» TEXT SEGMENT:
________________________________________

Hence, you should use a constant seed like 0 or another integer, so that your results are reproducible.
Confused about random_state parameter, not sure why decision tree training needs some randomness. My thoughts
is it related to random forest?
is it related to split training testing data set? If so, why not use training testing split method directly (http://scikit-learn.org/stable/modules/generated/sklearn.cross_validation.train_test_split.html)?
http://scikit-learn.org/stable/modules/generated/sklearn.tree.DecisionTreeClassifier.html
from sklearn.datasets import load_iris
from sklearn.cross_validation import cross_val_score
from sklearn.tree import DecisionTreeClassifier
clf = DecisionTreeClassifier(random_state=0)
iris = load_iris()
cross_val_score(clf, iris.data, iris.target, cv=10)
...
...
array([ 1. , 0.93..., 0.86..., 0.93..., 0.93...,
0.93..., 0.93..., 1. , 0.93..., 1. ])
This is explained in the documentation
The problem of learning an optimal decision tree is known to be NP-complete under several aspects of optimality and even for simple concepts. Consequently, practical decision-tree learning algorithms are based on heuristic algorithms such as the greedy algorithm where locally optimal decisions are made at each node. Such algorithms cannot guarantee to return the globally optimal decision tree. This can be mitigated by training multiple trees in an ensemble learner, where the features and samples are randomly sampled with replacement.
So, basically, a sub-optimal greedy algorithm is repeated a number of times using random selections of features and samples (a similar technique used in random forests). The random_state parameter allows controlling these random choices.
The interface documentation specifically states:
If int, random_state is the seed used by the random number generator; If RandomState instance, random_state is the random number generator; If None, the random number generator is the RandomState instance used by np.random.
So, the random algorithm will be used in any case. Passing any value (whether a specific int, e.g., 0, or a RandomState instance), will not change that. The only rationale for passing in an int value (0 or otherwise) is to make the outcome consistent across calls: if you call this with random_state=0 (or any other value), then each and every time, you'll get the same result.

________________________________________

» GIVEN DATA:

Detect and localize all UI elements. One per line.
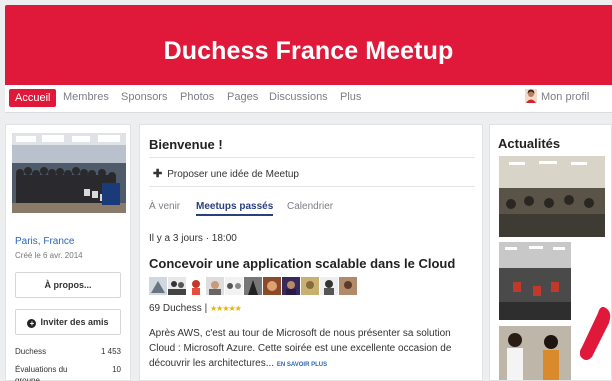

________________________________________

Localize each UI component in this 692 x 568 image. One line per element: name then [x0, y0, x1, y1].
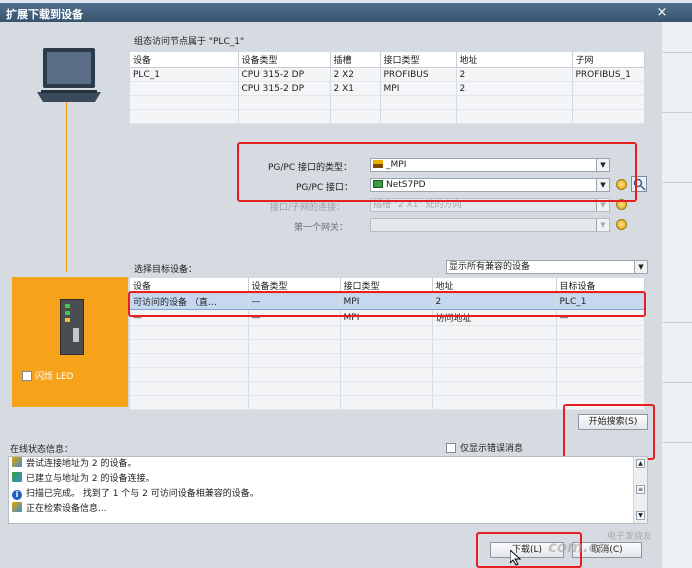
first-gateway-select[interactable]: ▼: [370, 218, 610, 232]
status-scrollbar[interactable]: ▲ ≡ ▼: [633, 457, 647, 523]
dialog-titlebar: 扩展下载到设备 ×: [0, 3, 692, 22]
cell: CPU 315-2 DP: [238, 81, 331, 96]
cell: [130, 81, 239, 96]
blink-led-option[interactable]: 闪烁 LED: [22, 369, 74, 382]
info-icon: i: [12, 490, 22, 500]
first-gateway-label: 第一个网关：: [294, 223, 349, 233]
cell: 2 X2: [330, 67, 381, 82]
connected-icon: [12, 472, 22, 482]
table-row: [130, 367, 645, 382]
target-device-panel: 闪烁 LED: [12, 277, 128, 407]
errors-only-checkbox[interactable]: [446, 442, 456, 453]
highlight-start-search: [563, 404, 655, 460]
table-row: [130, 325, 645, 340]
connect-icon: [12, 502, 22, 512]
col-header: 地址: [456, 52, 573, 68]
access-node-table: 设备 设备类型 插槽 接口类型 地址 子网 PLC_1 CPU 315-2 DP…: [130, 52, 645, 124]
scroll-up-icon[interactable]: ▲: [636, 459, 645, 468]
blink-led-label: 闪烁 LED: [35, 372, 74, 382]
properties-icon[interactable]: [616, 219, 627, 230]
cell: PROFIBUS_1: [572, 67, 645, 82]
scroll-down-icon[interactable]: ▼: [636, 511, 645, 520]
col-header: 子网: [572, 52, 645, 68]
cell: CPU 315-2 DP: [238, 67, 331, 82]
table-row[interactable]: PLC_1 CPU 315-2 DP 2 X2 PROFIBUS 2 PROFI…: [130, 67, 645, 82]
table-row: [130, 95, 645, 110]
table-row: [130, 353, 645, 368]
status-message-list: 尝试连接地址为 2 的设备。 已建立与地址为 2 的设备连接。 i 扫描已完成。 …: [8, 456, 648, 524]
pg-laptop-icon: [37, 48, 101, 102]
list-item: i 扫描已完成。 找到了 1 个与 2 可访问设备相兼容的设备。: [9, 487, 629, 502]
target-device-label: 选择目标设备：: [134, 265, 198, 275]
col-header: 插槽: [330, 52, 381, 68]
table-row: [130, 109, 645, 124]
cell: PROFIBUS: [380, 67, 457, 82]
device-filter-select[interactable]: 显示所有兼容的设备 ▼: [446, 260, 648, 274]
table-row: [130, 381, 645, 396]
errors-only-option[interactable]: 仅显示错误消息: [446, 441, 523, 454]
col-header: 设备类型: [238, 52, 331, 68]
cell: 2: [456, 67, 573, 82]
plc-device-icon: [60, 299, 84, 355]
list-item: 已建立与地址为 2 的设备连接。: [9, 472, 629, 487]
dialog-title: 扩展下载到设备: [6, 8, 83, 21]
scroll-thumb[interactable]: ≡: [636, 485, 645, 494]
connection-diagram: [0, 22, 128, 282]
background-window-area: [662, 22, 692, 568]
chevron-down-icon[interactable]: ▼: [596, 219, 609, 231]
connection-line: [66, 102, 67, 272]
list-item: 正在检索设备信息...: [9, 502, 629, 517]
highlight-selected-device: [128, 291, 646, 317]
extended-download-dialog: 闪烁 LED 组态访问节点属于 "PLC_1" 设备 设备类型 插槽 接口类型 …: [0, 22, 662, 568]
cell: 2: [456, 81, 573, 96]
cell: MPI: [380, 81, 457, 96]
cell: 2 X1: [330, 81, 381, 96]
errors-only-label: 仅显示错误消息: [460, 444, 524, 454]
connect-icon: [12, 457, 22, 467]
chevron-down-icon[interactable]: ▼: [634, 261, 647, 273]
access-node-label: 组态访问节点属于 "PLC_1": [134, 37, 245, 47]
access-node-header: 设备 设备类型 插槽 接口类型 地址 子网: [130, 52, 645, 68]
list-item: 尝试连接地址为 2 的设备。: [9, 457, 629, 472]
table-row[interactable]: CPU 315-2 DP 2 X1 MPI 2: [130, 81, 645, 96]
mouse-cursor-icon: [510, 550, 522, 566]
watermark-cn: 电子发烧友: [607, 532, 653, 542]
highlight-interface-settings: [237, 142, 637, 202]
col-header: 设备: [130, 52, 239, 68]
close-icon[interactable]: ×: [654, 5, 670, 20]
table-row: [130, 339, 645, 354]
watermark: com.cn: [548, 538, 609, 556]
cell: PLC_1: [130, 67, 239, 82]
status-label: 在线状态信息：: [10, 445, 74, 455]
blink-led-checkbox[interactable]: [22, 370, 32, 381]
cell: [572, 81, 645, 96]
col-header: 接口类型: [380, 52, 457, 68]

________________________________________

» SET OF TASKS:
a: Summarize the decision tree thread in two sentences.
b: Duplicate the decision tree thread from "is it related to split" up to and including "iris.data, iris.target, cv=10)".

» ANSWERS PROVIDED:
a: Since learning an optimal decision tree is NP-complete, practical algorithms use greedy heuristics, and the sub-optimal greedy algorithm is repeated with random selections of features and samples that the random_state parameter controls. The random algorithm is used whatever value is passed, so the only reason to pass an integer such as 0 is to get the same result on every call and keep results reproducible.

b:
is it related to split training testing data set? If so, why not use training testing split method directly (http://scikit-learn.org/stable/modules/generated/sklearn.cross_validation.train_test_split.html)?
http://scikit-learn.org/stable/modules/generated/sklearn.tree.DecisionTreeClassifier.html
from sklearn.datasets import load_iris
from sklearn.cross_validation import cross_val_score
from sklearn.tree import DecisionTreeClassifier
clf = DecisionTreeClassifier(random_state=0)
iris = load_iris()
cross_val_score(clf, iris.data, iris.target, cv=10)